Work to do
Collect all lines containing the word "faict" from the data.

Data entries
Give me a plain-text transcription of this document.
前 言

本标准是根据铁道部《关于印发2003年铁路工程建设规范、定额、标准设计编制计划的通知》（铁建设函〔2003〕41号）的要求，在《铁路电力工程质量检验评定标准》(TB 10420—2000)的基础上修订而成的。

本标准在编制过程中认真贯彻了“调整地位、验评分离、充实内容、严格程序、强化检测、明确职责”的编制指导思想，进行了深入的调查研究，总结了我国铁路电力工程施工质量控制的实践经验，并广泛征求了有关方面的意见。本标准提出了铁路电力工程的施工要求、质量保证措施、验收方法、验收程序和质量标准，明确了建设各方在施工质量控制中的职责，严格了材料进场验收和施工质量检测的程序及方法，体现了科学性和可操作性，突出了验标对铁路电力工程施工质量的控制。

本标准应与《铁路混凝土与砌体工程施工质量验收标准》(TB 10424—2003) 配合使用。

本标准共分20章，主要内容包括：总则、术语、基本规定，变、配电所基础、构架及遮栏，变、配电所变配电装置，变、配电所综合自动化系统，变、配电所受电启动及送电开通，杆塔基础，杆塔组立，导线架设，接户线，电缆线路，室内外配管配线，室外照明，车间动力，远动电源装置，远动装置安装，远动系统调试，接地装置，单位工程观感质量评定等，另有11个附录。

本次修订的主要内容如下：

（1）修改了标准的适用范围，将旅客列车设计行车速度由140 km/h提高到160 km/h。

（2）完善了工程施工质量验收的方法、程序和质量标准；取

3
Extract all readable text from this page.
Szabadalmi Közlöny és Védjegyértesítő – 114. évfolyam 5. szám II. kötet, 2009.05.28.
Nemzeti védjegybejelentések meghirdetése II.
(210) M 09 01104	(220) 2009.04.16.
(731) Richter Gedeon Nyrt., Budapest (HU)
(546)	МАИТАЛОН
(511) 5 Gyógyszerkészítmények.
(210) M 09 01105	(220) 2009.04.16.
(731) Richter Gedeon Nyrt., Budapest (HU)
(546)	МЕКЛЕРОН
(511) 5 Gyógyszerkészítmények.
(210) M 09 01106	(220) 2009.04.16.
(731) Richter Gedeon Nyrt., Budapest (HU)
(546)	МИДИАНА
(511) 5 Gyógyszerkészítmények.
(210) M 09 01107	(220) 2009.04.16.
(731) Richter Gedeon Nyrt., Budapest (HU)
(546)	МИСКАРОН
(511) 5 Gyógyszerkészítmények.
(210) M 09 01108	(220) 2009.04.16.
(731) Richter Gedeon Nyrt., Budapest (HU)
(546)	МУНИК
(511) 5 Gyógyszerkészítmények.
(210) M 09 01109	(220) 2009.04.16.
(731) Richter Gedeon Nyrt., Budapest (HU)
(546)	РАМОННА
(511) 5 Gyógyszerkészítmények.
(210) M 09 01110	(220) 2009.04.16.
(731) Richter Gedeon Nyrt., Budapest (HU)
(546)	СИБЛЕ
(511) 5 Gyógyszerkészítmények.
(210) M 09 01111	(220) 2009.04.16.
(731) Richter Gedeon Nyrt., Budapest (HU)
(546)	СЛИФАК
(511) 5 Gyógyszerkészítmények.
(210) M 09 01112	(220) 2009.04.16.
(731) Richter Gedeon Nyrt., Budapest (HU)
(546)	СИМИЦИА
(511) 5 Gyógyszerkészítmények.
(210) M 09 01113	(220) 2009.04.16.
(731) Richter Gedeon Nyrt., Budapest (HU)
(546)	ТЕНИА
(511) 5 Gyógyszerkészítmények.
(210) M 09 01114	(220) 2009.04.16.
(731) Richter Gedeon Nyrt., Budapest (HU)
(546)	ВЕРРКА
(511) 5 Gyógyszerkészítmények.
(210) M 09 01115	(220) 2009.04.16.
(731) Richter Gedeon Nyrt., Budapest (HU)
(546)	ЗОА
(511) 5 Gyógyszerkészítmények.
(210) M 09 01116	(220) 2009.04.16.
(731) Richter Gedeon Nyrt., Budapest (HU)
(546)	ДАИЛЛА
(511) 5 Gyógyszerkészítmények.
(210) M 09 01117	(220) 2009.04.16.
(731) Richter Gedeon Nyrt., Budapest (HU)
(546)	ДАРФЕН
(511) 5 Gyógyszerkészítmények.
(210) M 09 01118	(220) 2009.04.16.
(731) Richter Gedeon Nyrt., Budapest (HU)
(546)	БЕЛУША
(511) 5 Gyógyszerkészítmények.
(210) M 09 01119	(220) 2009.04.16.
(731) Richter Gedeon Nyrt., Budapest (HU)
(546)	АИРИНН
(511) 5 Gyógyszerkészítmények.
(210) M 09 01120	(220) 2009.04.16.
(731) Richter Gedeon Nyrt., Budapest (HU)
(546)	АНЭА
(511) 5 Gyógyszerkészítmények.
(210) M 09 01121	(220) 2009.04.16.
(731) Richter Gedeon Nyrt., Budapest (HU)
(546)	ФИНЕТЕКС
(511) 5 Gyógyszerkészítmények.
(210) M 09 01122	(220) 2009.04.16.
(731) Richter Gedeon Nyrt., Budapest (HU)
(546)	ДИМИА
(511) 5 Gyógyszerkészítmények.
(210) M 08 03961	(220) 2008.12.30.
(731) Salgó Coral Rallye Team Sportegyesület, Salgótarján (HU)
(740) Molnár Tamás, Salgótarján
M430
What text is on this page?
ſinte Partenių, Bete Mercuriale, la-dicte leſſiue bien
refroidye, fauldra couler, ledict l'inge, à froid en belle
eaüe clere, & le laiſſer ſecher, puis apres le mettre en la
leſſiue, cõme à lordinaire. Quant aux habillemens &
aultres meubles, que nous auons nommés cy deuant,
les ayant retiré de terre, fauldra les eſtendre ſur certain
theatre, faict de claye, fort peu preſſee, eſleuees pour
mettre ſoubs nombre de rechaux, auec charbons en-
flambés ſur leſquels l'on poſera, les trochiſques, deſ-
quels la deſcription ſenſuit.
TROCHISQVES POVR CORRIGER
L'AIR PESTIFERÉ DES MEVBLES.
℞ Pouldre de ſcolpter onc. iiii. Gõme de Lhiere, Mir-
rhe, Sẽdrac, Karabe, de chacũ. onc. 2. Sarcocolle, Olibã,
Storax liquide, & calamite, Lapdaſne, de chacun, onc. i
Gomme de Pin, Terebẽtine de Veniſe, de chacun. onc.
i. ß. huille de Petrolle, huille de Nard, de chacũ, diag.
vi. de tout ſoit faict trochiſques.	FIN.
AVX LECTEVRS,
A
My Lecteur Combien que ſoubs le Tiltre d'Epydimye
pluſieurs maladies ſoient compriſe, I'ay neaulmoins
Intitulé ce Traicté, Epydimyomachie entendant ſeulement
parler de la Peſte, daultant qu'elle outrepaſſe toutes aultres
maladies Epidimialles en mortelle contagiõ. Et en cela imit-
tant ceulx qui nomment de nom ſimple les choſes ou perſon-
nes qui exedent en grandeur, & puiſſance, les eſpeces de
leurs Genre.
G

Full output
theatre, faict de claye, fort peu preſſee, eſleuees pour
vi. de tout ſoit faict trochiſques.	FIN.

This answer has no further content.